** START Data extract **
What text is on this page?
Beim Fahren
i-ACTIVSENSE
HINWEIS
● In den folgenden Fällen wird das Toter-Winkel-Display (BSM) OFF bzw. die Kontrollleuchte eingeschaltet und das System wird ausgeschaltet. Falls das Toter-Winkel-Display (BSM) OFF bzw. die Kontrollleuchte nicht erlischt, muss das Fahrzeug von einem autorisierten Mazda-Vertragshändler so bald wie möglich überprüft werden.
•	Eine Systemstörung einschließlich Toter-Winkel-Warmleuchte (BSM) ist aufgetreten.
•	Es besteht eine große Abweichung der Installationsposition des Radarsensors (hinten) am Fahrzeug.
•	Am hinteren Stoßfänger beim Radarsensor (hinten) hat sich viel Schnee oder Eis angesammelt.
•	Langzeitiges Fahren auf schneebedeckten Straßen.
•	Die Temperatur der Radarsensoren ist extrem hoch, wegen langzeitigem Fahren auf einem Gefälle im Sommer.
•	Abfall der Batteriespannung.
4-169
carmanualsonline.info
** END Data extract **
__Written problem__.
Recopy the whole listing exactly.

__Answer__.
What text is on this page?
Beim Fahren
i-ACTIVSENSE
HINWEIS
● In den folgenden Fällen wird das Toter-Winkel-Display (BSM) OFF bzw. die Kontrollleuchte eingeschaltet und das System wird ausgeschaltet. Falls das Toter-Winkel-Display (BSM) OFF bzw. die Kontrollleuchte nicht erlischt, muss das Fahrzeug von einem autorisierten Mazda-Vertragshändler so bald wie möglich überprüft werden.
•	Eine Systemstörung einschließlich Toter-Winkel-Warmleuchte (BSM) ist aufgetreten.
•	Es besteht eine große Abweichung der Installationsposition des Radarsensors (hinten) am Fahrzeug.
•	Am hinteren Stoßfänger beim Radarsensor (hinten) hat sich viel Schnee oder Eis angesammelt.
•	Langzeitiges Fahren auf schneebedeckten Straßen.
•	Die Temperatur der Radarsensoren ist extrem hoch, wegen langzeitigem Fahren auf einem Gefälle im Sommer.
•	Abfall der Batteriespannung.
4-169
carmanualsonline.info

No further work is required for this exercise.